■ EXERCISE BRIEF: Go through the entries one line at a time, and gather every line that has the word "Cosine".

■ EXTRACTED RECORDS:
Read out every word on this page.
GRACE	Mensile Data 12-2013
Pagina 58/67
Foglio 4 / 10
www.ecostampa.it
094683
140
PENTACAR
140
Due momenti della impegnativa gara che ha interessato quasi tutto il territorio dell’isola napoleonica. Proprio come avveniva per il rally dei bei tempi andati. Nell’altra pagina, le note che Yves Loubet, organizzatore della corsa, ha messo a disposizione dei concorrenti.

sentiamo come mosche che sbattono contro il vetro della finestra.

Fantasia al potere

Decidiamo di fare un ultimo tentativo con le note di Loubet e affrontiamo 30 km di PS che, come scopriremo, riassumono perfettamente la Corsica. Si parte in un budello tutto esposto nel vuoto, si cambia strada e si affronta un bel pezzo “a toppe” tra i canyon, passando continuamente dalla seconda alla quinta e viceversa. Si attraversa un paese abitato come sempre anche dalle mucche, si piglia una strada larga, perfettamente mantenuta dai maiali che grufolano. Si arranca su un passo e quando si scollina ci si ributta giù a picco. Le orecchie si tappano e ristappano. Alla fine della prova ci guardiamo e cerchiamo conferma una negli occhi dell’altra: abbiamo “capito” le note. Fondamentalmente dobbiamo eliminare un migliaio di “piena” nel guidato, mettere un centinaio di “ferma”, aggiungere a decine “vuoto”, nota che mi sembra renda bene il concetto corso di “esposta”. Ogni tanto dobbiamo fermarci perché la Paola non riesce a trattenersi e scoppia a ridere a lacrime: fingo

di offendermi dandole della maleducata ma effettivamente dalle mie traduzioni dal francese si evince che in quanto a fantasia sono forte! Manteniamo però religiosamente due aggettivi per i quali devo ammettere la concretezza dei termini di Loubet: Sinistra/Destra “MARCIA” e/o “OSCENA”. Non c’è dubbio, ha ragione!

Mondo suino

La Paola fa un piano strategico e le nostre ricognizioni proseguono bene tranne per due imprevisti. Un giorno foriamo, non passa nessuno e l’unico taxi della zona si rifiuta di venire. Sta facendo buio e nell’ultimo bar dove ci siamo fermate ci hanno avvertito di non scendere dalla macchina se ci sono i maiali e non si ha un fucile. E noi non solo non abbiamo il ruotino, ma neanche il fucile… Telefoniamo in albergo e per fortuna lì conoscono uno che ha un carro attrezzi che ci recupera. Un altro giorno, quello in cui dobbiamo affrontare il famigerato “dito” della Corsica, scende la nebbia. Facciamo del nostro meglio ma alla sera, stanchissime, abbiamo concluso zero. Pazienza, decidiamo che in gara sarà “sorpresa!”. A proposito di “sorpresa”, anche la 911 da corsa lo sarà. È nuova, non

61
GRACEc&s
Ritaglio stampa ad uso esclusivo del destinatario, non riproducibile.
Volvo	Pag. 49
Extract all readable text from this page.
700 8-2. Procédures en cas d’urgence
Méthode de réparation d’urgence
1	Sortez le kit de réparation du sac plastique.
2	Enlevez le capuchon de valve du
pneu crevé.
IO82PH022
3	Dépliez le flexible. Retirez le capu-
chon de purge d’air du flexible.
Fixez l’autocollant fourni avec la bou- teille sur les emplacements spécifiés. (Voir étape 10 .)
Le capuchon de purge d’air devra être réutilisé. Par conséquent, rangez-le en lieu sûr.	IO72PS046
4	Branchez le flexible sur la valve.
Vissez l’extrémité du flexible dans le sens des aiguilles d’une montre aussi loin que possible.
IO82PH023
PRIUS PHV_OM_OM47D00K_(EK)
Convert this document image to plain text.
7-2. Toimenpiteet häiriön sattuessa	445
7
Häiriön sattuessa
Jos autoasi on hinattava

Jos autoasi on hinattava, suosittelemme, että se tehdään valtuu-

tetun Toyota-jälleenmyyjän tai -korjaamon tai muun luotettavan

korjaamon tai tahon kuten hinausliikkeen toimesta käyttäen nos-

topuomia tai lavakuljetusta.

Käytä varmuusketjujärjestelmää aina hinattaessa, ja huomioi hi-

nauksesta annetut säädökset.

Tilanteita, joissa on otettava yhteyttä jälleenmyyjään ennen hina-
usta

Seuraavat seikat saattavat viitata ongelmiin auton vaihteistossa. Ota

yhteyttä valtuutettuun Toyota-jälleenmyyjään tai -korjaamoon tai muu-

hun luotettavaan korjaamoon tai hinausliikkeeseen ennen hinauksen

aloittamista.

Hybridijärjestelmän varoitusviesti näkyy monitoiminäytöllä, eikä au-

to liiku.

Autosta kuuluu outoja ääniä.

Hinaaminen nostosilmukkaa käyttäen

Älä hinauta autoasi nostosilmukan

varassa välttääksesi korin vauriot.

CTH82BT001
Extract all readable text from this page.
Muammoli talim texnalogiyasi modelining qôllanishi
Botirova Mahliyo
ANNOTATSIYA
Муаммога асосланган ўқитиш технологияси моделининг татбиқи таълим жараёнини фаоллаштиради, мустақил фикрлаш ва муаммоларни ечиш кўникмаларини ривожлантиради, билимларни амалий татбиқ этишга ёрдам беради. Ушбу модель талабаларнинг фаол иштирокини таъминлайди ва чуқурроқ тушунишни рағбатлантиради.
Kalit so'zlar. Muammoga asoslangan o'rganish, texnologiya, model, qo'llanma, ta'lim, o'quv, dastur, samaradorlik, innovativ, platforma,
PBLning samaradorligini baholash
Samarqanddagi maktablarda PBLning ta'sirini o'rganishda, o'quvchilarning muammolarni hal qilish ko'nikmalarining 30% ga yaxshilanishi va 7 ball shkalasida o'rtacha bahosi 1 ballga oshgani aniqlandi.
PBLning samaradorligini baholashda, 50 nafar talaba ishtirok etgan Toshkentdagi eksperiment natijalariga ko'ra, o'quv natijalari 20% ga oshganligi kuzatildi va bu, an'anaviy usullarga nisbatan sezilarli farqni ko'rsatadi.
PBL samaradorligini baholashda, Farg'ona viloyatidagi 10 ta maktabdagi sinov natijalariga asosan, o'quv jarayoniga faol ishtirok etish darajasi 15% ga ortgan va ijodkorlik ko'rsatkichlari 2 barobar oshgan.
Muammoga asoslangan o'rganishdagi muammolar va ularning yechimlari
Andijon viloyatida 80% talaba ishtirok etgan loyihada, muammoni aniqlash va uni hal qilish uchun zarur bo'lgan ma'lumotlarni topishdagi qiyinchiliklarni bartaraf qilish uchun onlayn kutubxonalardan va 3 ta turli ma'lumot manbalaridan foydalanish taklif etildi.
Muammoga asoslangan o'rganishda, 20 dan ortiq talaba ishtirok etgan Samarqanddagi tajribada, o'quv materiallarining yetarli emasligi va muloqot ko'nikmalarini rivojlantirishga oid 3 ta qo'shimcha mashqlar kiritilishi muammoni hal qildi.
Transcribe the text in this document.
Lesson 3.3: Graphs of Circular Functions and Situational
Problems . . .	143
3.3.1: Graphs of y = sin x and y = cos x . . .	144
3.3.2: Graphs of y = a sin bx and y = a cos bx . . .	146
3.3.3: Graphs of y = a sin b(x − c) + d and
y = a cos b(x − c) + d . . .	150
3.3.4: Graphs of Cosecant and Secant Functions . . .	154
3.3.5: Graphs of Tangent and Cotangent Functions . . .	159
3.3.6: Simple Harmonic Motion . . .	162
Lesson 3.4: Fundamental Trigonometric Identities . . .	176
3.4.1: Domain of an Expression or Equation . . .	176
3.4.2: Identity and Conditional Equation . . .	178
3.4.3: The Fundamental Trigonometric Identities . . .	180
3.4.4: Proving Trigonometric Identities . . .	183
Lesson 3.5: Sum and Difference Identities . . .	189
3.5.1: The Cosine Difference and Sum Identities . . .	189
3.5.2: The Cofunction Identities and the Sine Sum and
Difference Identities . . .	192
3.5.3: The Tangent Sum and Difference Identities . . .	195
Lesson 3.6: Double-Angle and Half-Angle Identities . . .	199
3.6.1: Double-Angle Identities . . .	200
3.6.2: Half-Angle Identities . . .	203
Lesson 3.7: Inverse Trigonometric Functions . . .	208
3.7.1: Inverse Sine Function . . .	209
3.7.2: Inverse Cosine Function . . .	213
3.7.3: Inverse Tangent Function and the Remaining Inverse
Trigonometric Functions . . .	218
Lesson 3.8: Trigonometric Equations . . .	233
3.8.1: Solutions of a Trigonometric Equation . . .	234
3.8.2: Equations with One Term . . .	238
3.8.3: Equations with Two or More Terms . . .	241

■ TASK ANSWER:
3.5.1: The Cosine Difference and Sum Identities . . .	189
3.7.2: Inverse Cosine Function . . .	213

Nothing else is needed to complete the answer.